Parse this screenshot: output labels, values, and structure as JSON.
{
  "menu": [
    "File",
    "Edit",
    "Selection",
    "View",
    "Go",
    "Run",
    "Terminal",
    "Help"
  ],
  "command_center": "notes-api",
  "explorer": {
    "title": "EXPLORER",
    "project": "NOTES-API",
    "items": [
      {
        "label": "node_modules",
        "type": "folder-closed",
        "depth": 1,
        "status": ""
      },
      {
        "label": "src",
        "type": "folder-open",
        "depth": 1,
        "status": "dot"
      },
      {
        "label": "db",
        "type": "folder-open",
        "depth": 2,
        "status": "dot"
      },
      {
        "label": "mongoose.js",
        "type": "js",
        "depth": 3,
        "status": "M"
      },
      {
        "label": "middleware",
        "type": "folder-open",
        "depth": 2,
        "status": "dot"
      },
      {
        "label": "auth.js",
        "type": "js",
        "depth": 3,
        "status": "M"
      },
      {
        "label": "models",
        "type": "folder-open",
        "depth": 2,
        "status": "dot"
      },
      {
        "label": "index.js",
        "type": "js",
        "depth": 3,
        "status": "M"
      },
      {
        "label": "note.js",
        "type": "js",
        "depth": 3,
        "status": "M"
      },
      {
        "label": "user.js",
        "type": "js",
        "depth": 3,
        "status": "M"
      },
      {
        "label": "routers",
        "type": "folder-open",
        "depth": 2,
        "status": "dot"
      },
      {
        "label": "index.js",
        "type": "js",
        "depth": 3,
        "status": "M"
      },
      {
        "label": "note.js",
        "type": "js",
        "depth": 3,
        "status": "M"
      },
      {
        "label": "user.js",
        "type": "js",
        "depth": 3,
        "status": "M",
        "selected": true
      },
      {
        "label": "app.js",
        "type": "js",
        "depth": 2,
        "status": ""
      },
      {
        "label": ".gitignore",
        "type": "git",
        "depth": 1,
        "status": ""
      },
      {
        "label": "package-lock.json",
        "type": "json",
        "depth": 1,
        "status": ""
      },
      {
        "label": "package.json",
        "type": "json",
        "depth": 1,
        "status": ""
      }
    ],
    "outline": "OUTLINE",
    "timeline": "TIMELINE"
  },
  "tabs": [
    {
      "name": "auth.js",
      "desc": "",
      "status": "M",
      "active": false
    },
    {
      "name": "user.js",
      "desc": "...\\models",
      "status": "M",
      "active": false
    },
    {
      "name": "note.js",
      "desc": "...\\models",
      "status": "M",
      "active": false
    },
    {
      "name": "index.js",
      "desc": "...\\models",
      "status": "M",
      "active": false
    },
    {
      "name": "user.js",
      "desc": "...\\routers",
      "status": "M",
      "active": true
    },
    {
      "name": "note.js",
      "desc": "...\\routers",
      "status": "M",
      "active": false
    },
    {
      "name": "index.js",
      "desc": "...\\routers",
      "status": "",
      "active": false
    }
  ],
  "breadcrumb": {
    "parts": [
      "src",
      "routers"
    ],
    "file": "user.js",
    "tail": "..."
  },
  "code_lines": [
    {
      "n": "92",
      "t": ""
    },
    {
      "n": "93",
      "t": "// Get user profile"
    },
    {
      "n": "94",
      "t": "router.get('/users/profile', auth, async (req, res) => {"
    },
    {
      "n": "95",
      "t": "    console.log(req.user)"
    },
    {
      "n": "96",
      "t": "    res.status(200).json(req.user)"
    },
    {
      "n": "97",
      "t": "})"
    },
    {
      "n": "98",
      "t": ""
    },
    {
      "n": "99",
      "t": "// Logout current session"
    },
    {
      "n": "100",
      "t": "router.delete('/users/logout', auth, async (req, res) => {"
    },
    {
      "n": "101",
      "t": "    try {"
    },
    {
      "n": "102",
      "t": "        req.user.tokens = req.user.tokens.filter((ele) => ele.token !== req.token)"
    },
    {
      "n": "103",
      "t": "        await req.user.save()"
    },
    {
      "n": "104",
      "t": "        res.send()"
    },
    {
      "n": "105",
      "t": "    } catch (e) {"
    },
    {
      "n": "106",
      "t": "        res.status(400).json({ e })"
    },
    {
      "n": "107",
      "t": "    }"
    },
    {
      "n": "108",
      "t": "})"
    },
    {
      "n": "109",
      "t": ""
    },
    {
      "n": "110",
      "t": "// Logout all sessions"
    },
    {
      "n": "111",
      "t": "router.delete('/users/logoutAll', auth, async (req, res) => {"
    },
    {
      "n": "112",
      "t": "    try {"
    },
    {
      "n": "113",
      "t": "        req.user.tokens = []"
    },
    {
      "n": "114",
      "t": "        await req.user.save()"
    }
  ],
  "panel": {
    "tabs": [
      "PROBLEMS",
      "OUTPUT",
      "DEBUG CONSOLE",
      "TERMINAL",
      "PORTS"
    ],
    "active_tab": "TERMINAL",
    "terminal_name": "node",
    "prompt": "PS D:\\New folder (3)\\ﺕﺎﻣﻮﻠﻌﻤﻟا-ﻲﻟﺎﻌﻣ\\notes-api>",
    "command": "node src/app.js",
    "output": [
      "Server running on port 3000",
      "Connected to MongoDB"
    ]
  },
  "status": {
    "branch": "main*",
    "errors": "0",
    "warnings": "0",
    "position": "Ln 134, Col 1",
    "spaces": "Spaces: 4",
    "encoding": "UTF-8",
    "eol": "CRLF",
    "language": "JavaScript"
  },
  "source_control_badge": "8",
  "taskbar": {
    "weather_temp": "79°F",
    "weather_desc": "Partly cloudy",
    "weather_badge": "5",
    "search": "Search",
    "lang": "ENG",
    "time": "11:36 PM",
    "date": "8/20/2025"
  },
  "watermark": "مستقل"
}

-=-=-

Show, from the material above, each line that includes the string "users".

### RESULT FOR THIS TASK
      "t": "router.get('/users/profile', auth, async (req, res) => {"
      "t": "router.delete('/users/logout', auth, async (req, res) => {"
      "t": "router.delete('/users/logoutAll', auth, async (req, res) => {"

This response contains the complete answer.